Description of the task: Search the records below for the word "keuzehendelstand" and show every line where it occurs.

#### Supplied entries ####

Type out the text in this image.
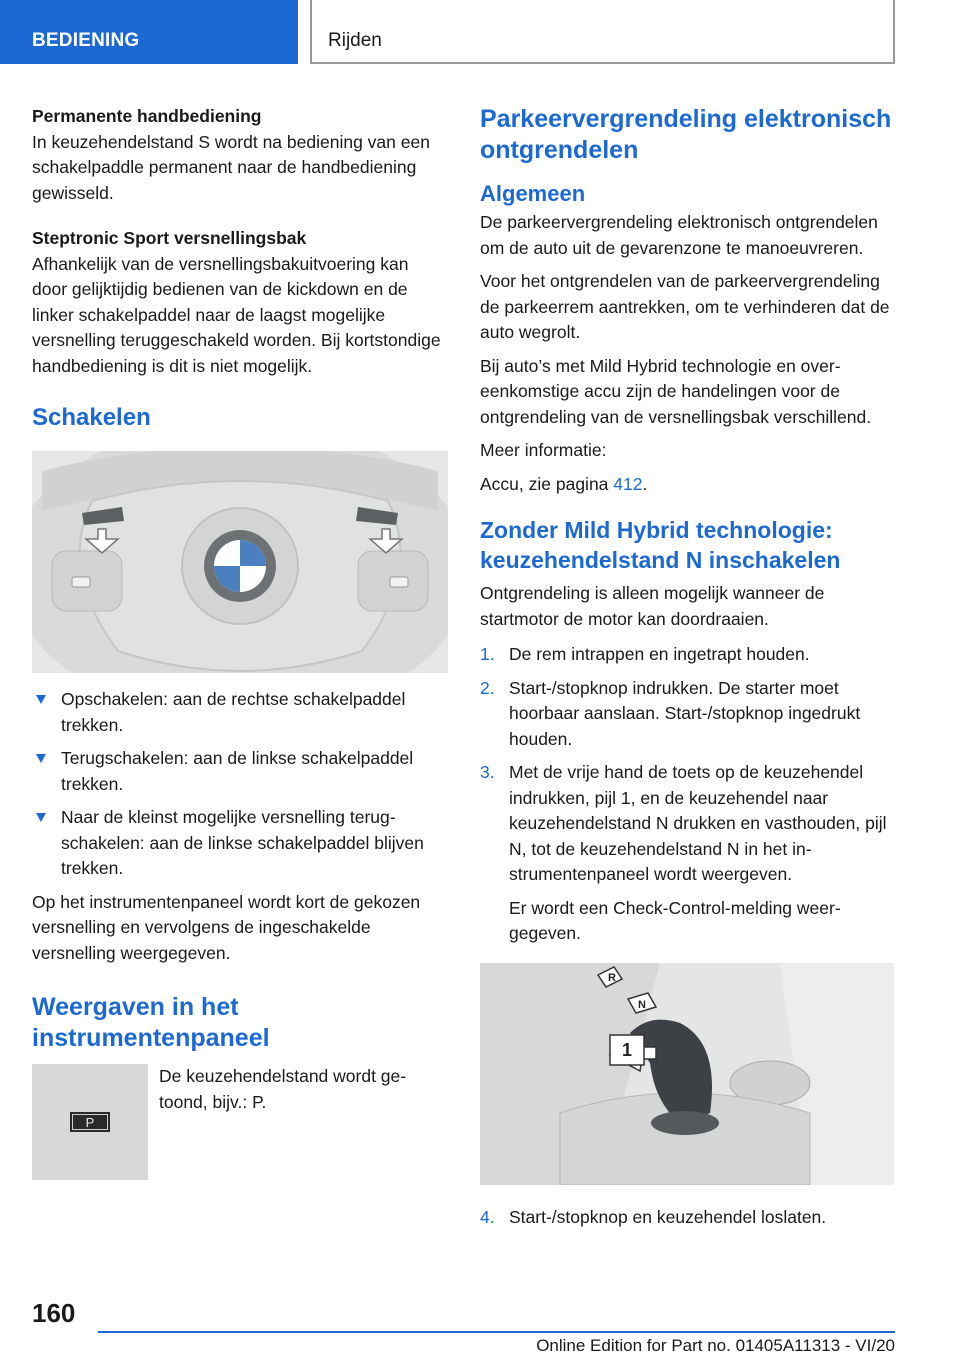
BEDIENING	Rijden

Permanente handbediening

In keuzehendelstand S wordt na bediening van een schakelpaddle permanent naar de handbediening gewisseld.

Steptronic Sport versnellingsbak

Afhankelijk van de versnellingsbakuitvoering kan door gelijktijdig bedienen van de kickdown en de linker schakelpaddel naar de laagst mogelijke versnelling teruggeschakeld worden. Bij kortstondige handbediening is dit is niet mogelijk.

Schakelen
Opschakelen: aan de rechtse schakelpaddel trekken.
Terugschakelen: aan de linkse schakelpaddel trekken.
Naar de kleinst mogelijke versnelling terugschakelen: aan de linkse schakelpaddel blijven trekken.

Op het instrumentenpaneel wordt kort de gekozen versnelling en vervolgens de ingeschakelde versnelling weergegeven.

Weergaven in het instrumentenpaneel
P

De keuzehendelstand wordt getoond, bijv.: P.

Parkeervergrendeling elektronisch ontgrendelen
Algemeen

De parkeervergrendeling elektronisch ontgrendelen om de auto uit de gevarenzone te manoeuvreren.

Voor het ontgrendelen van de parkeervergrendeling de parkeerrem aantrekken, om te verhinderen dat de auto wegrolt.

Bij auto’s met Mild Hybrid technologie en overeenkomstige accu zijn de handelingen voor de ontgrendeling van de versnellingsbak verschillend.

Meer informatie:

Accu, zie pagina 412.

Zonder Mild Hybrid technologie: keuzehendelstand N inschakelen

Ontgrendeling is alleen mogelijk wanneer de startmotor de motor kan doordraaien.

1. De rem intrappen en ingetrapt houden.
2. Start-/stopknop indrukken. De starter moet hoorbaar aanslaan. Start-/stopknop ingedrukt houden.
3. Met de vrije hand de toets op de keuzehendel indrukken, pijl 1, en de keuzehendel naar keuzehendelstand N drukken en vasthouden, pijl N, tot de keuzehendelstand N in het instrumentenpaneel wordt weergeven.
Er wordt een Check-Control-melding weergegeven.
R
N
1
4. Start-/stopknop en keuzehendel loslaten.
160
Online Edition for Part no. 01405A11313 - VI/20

####

Complete output:
In keuzehendelstand S wordt na bediening van een schakelpaddle permanent naar de handbediening gewisseld.
De keuzehendelstand wordt getoond, bijv.: P.
Zonder Mild Hybrid technologie: keuzehendelstand N inschakelen
3. Met de vrije hand de toets op de keuzehendel indrukken, pijl 1, en de keuzehendel naar keuzehendelstand N drukken en vasthouden, pijl N, tot de keuzehendelstand N in het instrumentenpaneel wordt weergeven.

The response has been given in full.